Figure record listings
_____

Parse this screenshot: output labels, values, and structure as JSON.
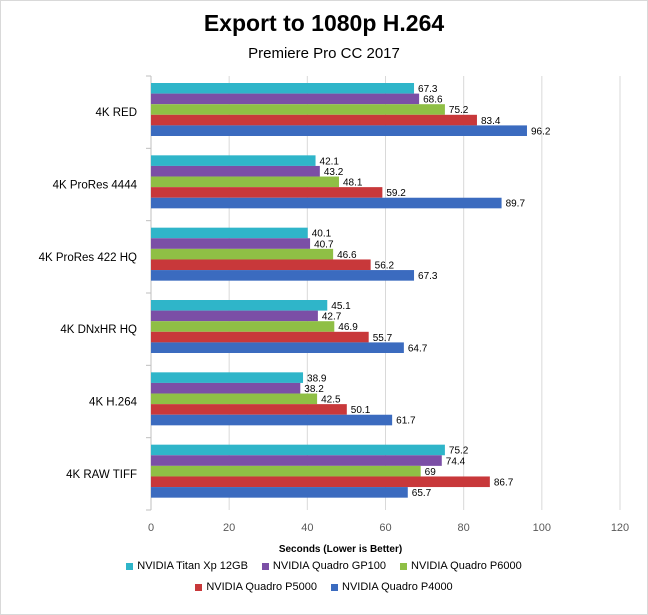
{
  "chart_data": {
    "type": "bar",
    "orientation": "horizontal",
    "title": "Export to 1080p H.264",
    "subtitle": "Premiere Pro CC 2017",
    "xlabel": "Seconds (Lower is Better)",
    "ylabel": "",
    "xlim": [
      0,
      120
    ],
    "xticks": [
      0,
      20,
      40,
      60,
      80,
      100,
      120
    ],
    "grid": true,
    "legend_position": "bottom",
    "categories": [
      "4K RED",
      "4K ProRes 4444",
      "4K ProRes 422 HQ",
      "4K DNxHR HQ",
      "4K H.264",
      "4K RAW TIFF"
    ],
    "series": [
      {
        "name": "NVIDIA Titan Xp 12GB",
        "color": "#2fb5c9",
        "values": [
          67.3,
          42.1,
          40.1,
          45.1,
          38.9,
          75.2
        ]
      },
      {
        "name": "NVIDIA Quadro GP100",
        "color": "#7b4fa6",
        "values": [
          68.6,
          43.2,
          40.7,
          42.7,
          38.2,
          74.4
        ]
      },
      {
        "name": "NVIDIA Quadro P6000",
        "color": "#8fbf45",
        "values": [
          75.2,
          48.1,
          46.6,
          46.9,
          42.5,
          69
        ]
      },
      {
        "name": "NVIDIA Quadro P5000",
        "color": "#c8383a",
        "values": [
          83.4,
          59.2,
          56.2,
          55.7,
          50.1,
          86.7
        ]
      },
      {
        "name": "NVIDIA Quadro P4000",
        "color": "#3b6bbf",
        "values": [
          96.2,
          89.7,
          67.3,
          64.7,
          61.7,
          65.7
        ]
      }
    ]
  }
}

_____

*GIVEN INSTRUCTION*. Extract every line that has the string "color" in it.

*EXERCISE ANSWER*.
        "color": "#2fb5c9",
        "color": "#7b4fa6",
        "color": "#8fbf45",
        "color": "#c8383a",
        "color": "#3b6bbf",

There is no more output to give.